→ Exercise instructions
Convert the data below into a JSON list of strings, with each line as one string and any blank lines omitted.

(Data records)
----------------

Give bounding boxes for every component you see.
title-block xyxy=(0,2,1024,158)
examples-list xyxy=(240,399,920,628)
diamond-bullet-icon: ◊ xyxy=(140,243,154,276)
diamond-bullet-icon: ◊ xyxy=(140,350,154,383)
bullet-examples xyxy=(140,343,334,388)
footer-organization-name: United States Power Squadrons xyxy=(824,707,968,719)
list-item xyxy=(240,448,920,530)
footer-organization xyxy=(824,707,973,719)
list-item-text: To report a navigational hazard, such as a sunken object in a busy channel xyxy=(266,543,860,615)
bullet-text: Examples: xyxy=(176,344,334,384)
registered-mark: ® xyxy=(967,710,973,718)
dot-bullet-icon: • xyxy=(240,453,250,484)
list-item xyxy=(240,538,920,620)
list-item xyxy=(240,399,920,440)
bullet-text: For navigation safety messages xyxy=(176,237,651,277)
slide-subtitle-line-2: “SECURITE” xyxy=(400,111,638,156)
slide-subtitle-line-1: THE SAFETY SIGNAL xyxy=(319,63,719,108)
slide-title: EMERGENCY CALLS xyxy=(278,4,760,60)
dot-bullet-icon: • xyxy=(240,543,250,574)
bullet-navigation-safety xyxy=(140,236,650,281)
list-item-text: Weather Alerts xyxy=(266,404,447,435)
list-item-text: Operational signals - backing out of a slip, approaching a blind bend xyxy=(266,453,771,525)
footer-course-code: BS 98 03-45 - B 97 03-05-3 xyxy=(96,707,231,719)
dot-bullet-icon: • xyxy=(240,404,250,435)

----------------

→ Task solution
[
  "Give bounding boxes for every component you see.",
  "title-block xyxy=(0,2,1024,158)",
  "examples-list xyxy=(240,399,920,628)",
  "diamond-bullet-icon: ◊ xyxy=(140,243,154,276)",
  "diamond-bullet-icon: ◊ xyxy=(140,350,154,383)",
  "bullet-examples xyxy=(140,343,334,388)",
  "footer-organization-name: United States Power Squadrons xyxy=(824,707,968,719)",
  "list-item xyxy=(240,448,920,530)",
  "footer-organization xyxy=(824,707,973,719)",
  "list-item-text: To report a navigational hazard, such as a sunken object in a busy channel xyxy=(266,543,860,615)",
  "bullet-text: Examples: xyxy=(176,344,334,384)",
  "registered-mark: ® xyxy=(967,710,973,718)",
  "dot-bullet-icon: • xyxy=(240,453,250,484)",
  "list-item xyxy=(240,538,920,620)",
  "list-item xyxy=(240,399,920,440)",
  "bullet-text: For navigation safety messages xyxy=(176,237,651,277)",
  "slide-subtitle-line-2: “SECURITE” xyxy=(400,111,638,156)",
  "slide-subtitle-line-1: THE SAFETY SIGNAL xyxy=(319,63,719,108)",
  "slide-title: EMERGENCY CALLS xyxy=(278,4,760,60)",
  "dot-bullet-icon: • xyxy=(240,543,250,574)",
  "bullet-navigation-safety xyxy=(140,236,650,281)",
  "list-item-text: Weather Alerts xyxy=(266,404,447,435)",
  "list-item-text: Operational signals - backing out of a slip, approaching a blind bend xyxy=(266,453,771,525)",
  "footer-course-code: BS 98 03-45 - B 97 03-05-3 xyxy=(96,707,231,719)",
  "dot-bullet-icon: • xyxy=(240,404,250,435)"
]